[DATA SHOWN]
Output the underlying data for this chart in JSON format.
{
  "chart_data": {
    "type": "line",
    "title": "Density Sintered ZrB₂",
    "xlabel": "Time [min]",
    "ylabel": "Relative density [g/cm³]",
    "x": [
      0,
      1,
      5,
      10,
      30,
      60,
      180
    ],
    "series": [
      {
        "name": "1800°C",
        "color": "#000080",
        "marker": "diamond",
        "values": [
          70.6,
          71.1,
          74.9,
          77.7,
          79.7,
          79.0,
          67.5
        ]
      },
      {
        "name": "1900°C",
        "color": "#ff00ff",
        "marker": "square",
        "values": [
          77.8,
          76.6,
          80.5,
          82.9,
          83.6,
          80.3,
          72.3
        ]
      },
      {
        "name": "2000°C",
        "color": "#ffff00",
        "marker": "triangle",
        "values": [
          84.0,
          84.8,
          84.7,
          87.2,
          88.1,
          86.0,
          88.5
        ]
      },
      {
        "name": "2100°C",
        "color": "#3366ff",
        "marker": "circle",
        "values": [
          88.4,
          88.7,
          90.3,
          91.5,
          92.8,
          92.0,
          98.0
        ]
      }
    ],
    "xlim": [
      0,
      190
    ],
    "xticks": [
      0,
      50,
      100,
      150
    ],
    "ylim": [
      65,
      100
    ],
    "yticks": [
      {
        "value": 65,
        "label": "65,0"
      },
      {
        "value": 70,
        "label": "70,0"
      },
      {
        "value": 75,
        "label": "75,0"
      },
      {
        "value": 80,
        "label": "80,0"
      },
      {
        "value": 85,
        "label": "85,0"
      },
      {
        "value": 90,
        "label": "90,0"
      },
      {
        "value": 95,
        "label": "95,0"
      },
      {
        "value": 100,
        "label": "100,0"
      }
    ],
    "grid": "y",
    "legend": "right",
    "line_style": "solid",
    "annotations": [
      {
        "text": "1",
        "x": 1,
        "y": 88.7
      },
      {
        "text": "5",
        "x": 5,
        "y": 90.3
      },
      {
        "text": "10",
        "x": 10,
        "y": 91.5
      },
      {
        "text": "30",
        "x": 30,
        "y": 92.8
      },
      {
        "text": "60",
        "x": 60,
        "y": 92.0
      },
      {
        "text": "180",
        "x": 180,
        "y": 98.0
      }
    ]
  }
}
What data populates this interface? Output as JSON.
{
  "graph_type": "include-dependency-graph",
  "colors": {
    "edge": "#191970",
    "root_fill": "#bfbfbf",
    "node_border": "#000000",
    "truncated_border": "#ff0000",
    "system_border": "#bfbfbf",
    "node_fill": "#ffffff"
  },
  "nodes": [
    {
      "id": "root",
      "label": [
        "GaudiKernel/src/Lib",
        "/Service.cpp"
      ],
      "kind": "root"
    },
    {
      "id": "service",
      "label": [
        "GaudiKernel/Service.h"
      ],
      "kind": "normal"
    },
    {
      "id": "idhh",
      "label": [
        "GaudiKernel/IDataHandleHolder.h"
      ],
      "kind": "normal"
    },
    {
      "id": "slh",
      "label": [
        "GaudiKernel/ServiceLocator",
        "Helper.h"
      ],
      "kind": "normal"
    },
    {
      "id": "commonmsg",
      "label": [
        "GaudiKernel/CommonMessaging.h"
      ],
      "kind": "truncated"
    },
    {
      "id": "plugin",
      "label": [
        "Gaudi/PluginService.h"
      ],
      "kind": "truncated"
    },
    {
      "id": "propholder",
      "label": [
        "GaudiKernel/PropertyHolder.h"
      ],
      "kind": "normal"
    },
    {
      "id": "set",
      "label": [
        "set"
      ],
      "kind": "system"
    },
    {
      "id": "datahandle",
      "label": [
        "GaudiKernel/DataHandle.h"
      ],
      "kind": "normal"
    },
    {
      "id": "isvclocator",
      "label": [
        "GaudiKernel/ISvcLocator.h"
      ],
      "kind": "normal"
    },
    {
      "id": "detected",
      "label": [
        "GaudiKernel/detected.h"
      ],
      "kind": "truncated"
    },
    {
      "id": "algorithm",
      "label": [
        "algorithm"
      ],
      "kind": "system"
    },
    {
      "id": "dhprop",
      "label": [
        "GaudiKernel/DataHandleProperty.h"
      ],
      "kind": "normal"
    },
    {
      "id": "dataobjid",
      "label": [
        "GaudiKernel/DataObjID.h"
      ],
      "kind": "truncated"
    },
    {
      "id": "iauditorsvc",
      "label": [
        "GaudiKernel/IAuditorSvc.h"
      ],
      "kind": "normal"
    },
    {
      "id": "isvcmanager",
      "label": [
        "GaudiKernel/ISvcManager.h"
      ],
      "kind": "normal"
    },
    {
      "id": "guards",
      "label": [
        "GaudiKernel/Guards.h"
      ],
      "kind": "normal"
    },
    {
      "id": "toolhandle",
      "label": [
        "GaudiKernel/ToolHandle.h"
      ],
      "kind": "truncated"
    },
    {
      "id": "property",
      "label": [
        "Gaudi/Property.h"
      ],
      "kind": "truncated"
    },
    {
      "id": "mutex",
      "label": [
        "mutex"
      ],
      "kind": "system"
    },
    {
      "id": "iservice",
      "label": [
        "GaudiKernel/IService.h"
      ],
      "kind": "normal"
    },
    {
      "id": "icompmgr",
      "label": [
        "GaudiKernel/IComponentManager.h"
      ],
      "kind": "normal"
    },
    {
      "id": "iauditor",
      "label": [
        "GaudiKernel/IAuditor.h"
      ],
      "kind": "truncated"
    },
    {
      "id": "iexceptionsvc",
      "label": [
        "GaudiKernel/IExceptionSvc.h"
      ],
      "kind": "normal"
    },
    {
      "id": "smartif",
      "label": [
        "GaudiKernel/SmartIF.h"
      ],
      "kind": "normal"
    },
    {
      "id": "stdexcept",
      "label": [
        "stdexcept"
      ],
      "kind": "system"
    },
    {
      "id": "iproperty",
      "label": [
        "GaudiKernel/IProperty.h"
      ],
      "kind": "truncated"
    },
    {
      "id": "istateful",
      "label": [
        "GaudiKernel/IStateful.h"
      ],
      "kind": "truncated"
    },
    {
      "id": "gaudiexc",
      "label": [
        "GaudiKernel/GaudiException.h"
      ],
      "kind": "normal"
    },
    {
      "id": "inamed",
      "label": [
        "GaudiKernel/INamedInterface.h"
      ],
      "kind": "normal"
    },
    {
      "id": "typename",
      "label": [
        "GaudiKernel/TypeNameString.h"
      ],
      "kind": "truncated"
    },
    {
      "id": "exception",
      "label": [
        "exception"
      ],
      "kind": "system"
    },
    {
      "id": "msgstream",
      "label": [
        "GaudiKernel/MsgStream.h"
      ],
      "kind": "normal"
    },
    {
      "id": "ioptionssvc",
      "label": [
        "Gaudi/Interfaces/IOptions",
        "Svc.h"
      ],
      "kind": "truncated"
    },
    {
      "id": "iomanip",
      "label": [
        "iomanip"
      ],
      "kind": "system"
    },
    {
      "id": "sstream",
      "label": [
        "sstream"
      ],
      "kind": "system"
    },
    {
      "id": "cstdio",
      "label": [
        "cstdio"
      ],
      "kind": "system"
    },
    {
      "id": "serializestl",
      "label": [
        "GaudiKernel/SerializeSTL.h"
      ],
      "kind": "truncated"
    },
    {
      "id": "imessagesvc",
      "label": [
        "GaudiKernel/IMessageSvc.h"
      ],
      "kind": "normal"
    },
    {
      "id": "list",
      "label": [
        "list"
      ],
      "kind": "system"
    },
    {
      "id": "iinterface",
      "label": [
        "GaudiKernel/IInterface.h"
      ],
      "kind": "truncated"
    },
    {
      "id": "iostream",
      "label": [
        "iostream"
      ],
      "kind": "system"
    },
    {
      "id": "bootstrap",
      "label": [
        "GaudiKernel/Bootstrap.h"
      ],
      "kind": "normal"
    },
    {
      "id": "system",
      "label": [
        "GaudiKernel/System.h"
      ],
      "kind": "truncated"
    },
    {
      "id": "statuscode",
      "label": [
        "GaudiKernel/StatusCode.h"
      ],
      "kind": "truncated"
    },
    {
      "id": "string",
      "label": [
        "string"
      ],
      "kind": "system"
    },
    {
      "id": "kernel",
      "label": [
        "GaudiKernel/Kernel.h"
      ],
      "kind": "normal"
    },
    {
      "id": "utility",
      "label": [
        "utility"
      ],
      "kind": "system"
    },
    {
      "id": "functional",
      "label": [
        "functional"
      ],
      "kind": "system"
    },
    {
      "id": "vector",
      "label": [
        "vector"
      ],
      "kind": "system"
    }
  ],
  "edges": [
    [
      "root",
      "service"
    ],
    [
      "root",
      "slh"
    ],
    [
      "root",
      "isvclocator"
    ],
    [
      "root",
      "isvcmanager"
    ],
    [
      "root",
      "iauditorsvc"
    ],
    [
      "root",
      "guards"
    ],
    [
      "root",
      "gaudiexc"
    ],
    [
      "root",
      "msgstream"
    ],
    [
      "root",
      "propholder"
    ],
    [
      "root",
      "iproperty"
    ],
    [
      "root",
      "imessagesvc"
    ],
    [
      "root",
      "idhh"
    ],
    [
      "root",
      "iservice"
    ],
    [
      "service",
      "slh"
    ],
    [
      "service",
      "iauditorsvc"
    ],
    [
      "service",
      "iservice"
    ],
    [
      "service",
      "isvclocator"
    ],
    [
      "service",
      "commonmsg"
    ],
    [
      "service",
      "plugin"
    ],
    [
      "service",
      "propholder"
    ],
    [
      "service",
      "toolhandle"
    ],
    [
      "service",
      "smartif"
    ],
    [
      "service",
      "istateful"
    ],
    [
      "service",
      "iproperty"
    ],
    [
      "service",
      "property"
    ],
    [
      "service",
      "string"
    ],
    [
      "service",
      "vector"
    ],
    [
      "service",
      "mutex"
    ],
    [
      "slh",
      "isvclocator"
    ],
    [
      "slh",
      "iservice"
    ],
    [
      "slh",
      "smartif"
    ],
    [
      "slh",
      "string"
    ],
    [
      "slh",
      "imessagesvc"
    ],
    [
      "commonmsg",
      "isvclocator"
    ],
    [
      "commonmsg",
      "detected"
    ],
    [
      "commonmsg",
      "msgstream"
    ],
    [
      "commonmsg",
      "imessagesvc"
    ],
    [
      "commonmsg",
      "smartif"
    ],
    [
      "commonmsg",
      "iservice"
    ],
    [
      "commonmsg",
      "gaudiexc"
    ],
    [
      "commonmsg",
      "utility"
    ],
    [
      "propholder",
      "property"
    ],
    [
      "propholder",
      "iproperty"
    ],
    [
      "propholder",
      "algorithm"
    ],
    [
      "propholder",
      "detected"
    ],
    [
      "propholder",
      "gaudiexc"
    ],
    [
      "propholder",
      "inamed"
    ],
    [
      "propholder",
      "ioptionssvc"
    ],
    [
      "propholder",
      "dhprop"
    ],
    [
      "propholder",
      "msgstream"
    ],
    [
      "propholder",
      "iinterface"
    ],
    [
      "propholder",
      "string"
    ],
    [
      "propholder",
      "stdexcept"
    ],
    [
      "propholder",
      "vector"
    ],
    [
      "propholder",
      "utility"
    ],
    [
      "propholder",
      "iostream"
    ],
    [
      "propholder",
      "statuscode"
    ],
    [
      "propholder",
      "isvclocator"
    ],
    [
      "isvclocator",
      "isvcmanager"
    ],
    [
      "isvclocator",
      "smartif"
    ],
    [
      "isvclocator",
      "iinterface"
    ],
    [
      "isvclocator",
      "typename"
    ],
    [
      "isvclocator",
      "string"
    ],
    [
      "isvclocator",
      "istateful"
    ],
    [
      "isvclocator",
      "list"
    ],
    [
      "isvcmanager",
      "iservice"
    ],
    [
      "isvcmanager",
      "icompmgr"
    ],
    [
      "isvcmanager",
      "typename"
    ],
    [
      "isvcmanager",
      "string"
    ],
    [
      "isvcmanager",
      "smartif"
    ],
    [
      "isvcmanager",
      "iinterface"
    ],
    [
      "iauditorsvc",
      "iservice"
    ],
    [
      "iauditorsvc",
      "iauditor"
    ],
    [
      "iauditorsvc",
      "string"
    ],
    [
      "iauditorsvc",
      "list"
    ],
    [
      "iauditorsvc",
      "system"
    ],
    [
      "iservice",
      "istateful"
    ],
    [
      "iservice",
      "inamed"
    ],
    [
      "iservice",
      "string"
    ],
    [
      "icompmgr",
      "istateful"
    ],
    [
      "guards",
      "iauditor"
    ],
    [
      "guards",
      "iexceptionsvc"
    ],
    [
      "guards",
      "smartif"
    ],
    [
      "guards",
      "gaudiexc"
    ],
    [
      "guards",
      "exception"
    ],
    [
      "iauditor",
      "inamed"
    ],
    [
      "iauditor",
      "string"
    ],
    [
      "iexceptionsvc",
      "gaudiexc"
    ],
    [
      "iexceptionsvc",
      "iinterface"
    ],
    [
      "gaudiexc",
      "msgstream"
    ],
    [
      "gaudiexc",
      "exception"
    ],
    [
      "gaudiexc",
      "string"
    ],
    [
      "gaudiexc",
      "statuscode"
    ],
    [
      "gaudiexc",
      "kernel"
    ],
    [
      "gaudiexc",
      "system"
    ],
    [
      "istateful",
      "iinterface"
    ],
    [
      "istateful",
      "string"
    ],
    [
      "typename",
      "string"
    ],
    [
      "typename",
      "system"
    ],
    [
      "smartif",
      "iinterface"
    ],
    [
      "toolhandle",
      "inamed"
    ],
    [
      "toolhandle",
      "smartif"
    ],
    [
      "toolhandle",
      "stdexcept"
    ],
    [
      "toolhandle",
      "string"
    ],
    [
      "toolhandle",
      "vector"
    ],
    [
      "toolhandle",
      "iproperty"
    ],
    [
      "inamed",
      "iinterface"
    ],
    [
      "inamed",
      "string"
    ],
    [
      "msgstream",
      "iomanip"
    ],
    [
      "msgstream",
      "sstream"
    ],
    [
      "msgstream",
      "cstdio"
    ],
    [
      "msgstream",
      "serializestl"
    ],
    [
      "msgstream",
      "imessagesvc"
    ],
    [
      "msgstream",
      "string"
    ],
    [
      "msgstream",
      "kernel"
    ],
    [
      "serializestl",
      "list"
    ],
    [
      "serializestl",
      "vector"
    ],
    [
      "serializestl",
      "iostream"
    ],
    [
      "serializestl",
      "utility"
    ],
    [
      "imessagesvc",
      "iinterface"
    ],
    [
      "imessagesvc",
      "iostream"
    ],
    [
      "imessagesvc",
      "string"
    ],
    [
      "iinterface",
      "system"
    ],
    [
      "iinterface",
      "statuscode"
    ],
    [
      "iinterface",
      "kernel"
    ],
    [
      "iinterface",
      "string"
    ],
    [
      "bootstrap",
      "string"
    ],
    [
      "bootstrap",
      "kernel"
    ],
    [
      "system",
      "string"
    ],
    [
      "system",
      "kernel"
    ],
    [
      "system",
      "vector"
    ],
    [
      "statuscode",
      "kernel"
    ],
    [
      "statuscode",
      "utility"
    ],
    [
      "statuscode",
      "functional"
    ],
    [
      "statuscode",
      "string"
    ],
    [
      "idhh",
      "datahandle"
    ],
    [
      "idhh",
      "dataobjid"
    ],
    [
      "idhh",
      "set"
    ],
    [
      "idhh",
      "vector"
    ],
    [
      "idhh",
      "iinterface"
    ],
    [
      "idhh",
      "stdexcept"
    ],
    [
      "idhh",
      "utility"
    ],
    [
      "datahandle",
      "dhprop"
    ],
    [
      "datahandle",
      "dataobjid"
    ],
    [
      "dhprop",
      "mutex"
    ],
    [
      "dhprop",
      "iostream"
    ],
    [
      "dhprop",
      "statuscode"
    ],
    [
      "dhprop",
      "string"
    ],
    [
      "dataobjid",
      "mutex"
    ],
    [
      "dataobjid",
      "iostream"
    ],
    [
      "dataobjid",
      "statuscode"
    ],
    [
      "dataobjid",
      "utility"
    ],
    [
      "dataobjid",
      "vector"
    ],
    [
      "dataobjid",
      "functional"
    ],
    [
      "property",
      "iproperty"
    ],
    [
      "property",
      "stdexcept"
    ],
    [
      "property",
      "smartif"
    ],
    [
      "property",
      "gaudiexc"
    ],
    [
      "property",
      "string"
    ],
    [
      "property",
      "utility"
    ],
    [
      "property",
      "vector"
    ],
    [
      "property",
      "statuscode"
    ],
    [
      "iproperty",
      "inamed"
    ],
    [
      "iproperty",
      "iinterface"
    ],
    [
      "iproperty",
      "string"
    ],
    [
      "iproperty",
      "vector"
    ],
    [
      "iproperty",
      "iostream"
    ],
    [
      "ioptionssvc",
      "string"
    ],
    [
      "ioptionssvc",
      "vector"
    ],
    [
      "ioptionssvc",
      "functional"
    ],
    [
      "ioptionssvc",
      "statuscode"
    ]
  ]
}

[TO BE DONE]
In the material above, tally every line with the string "bfbfbf" in it, then give that number alone.

[RIGHT ANSWER]
2